## Work instructions:
Say how many lines of these entries include the word "something", and answer with the number alone.

[Data entries]

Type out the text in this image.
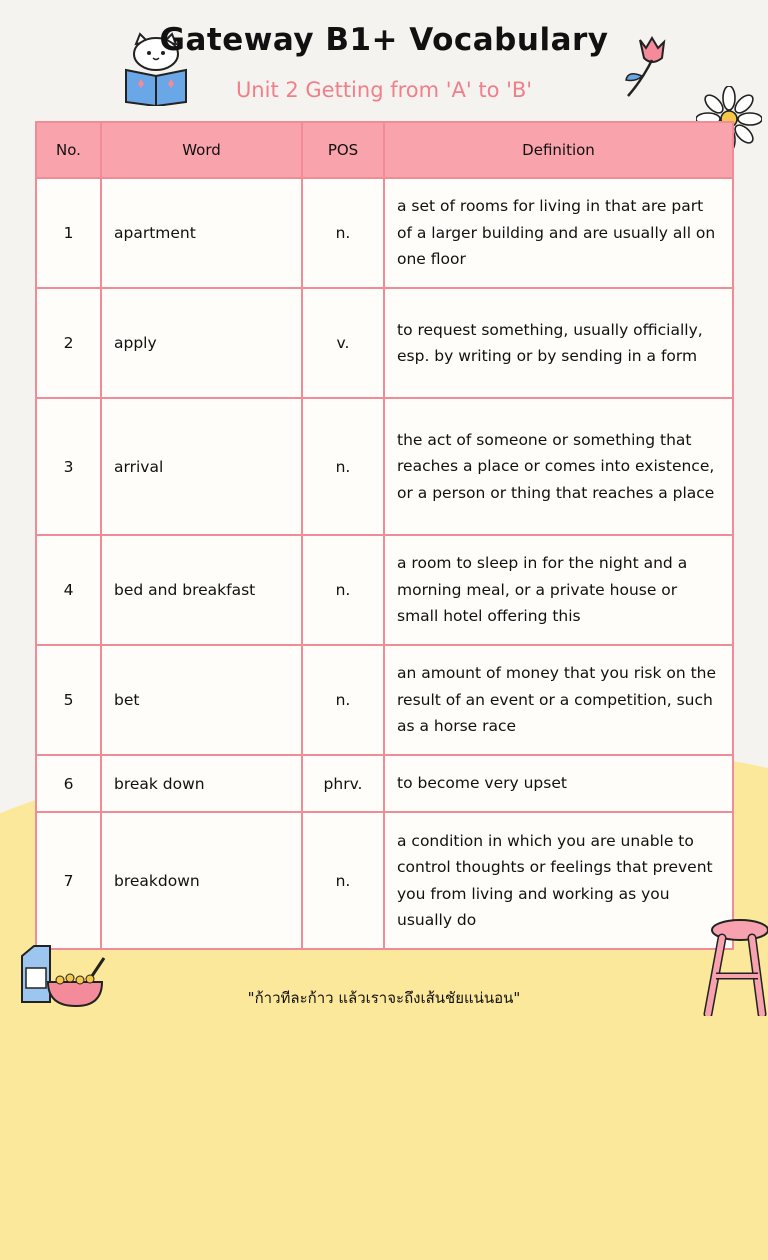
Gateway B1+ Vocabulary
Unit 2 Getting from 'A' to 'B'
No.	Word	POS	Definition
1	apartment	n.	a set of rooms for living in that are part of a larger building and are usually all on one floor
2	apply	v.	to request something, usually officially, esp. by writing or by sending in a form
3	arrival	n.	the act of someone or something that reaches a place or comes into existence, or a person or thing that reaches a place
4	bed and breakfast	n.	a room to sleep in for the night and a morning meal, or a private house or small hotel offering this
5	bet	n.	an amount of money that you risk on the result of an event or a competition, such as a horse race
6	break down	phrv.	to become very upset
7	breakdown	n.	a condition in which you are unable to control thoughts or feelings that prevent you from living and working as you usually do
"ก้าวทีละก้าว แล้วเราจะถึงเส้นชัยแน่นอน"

--

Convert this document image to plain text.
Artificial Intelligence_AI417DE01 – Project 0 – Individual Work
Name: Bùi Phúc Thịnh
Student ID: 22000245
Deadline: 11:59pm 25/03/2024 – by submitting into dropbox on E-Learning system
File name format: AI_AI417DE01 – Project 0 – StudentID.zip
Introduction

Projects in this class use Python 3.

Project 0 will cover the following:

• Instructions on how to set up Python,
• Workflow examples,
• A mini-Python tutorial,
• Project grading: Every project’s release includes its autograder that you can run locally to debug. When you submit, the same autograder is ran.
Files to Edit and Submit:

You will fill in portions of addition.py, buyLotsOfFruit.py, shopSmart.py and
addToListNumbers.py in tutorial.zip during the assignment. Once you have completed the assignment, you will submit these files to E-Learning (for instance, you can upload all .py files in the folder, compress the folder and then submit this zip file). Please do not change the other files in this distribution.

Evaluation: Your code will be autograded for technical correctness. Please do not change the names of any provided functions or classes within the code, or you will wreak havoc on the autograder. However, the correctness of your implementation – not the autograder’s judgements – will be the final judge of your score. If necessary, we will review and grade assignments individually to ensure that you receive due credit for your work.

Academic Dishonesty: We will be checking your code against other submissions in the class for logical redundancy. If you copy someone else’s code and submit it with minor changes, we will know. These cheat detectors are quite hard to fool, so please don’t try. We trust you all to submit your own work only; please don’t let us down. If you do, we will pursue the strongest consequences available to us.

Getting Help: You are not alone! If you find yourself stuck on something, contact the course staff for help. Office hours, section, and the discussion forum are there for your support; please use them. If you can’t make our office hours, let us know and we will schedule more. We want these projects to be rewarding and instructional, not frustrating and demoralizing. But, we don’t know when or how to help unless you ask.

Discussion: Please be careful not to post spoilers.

## Exercise result:
3